◆ **What is expected**
Find all the lines with "corr" and gather them.

>>

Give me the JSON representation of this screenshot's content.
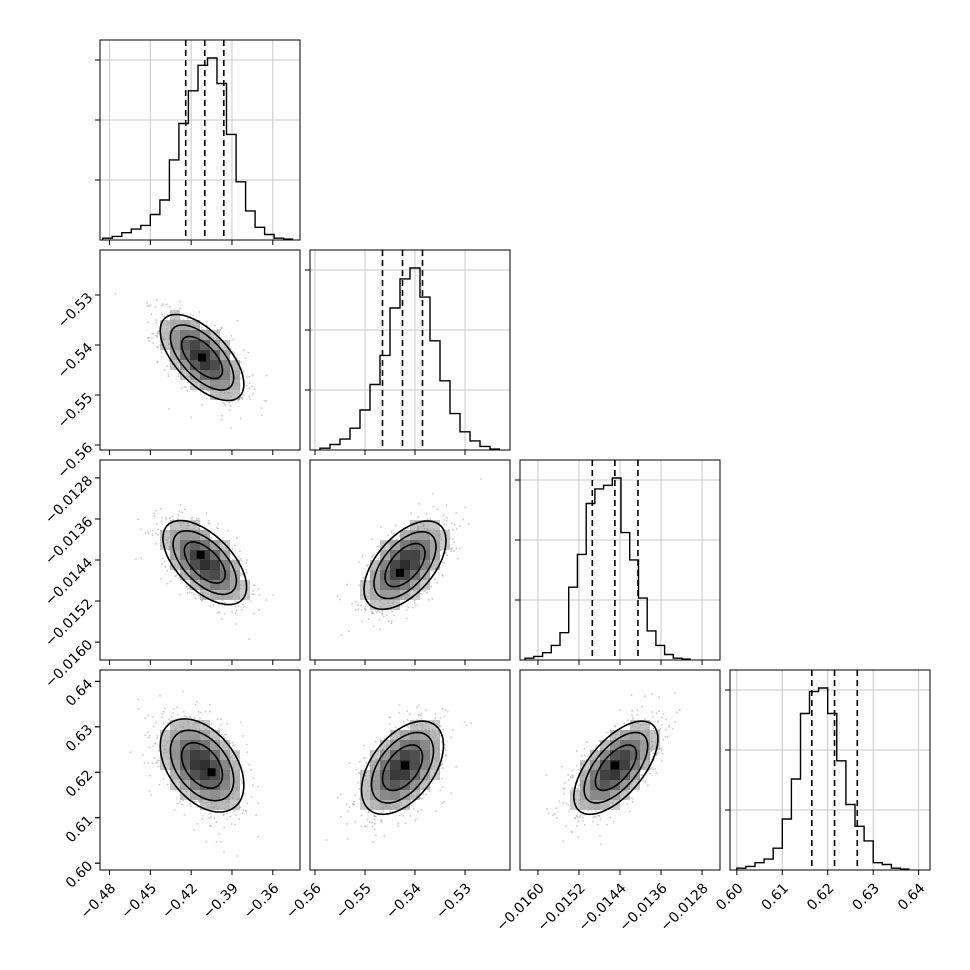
{
  "chart_data": {
    "type": "corner",
    "parameters": [
      {
        "range": [
          -0.487,
          -0.34
        ],
        "ticks": [
          "−0.48",
          "−0.45",
          "−0.42",
          "−0.39",
          "−0.36"
        ],
        "tick_values": [
          -0.48,
          -0.45,
          -0.42,
          -0.39,
          -0.36
        ],
        "quantiles": [
          -0.424,
          -0.41,
          -0.396
        ],
        "hist": {
          "edges_start": -0.485,
          "bin_width": 0.007,
          "counts": [
            1,
            2,
            4,
            6,
            8,
            14,
            22,
            44,
            64,
            82,
            96,
            100,
            86,
            58,
            32,
            16,
            7,
            3,
            1,
            0.5
          ]
        }
      },
      {
        "range": [
          -0.561,
          -0.521
        ],
        "ticks": [
          "−0.56",
          "−0.55",
          "−0.54",
          "−0.53"
        ],
        "tick_values": [
          -0.56,
          -0.55,
          -0.54,
          -0.53
        ],
        "quantiles": [
          -0.5465,
          -0.5425,
          -0.5385
        ],
        "hist": {
          "edges_start": -0.559,
          "bin_width": 0.002,
          "counts": [
            1,
            3,
            6,
            12,
            22,
            36,
            52,
            78,
            94,
            100,
            84,
            60,
            38,
            20,
            10,
            5,
            2,
            0.5
          ]
        }
      },
      {
        "range": [
          -0.01635,
          -0.01245
        ],
        "ticks": [
          "−0.0160",
          "−0.0152",
          "−0.0144",
          "−0.0136",
          "−0.0128"
        ],
        "tick_values": [
          -0.016,
          -0.0152,
          -0.0144,
          -0.0136,
          -0.0128
        ],
        "quantiles": [
          -0.01494,
          -0.0145,
          -0.01405
        ],
        "hist": {
          "edges_start": -0.01625,
          "bin_width": 0.00017,
          "counts": [
            1,
            2,
            4,
            8,
            15,
            40,
            58,
            86,
            94,
            96,
            100,
            70,
            55,
            34,
            16,
            8,
            3,
            1,
            0.5
          ]
        }
      },
      {
        "range": [
          0.5985,
          0.6425
        ],
        "ticks": [
          "0.60",
          "0.61",
          "0.62",
          "0.63",
          "0.64"
        ],
        "tick_values": [
          0.6,
          0.61,
          0.62,
          0.63,
          0.64
        ],
        "quantiles": [
          0.6165,
          0.6215,
          0.6265
        ],
        "hist": {
          "edges_start": 0.6,
          "bin_width": 0.002,
          "counts": [
            1,
            2,
            4,
            6,
            12,
            28,
            50,
            86,
            98,
            100,
            86,
            60,
            36,
            24,
            16,
            4,
            3,
            1,
            0.5
          ]
        }
      }
    ],
    "pairs": [
      {
        "x": 0,
        "y": 1,
        "mean": [
          -0.412,
          -0.5425
        ],
        "sd": [
          0.015,
          0.0042
        ],
        "corr": -0.62,
        "peak": [
          -0.412,
          -0.5425
        ]
      },
      {
        "x": 0,
        "y": 2,
        "mean": [
          -0.41,
          -0.01445
        ],
        "sd": [
          0.015,
          0.0004
        ],
        "corr": -0.58,
        "peak": [
          -0.413,
          -0.0143
        ]
      },
      {
        "x": 1,
        "y": 2,
        "mean": [
          -0.542,
          -0.0145
        ],
        "sd": [
          0.004,
          0.00042
        ],
        "corr": 0.55,
        "peak": [
          -0.543,
          -0.01465
        ]
      },
      {
        "x": 0,
        "y": 3,
        "mean": [
          -0.412,
          0.6215
        ],
        "sd": [
          0.015,
          0.005
        ],
        "corr": -0.42,
        "peak": [
          -0.405,
          0.62
        ]
      },
      {
        "x": 1,
        "y": 3,
        "mean": [
          -0.5425,
          0.621
        ],
        "sd": [
          0.004,
          0.005
        ],
        "corr": 0.48,
        "peak": [
          -0.542,
          0.6215
        ]
      },
      {
        "x": 2,
        "y": 3,
        "mean": [
          -0.01448,
          0.621
        ],
        "sd": [
          0.0004,
          0.005
        ],
        "corr": 0.62,
        "peak": [
          -0.0145,
          0.6215
        ]
      }
    ]
  }
}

<<

◆ **Response**
        "corr": -0.62,
        "corr": -0.58,
        "corr": 0.55,
        "corr": -0.42,
        "corr": 0.48,
        "corr": 0.62,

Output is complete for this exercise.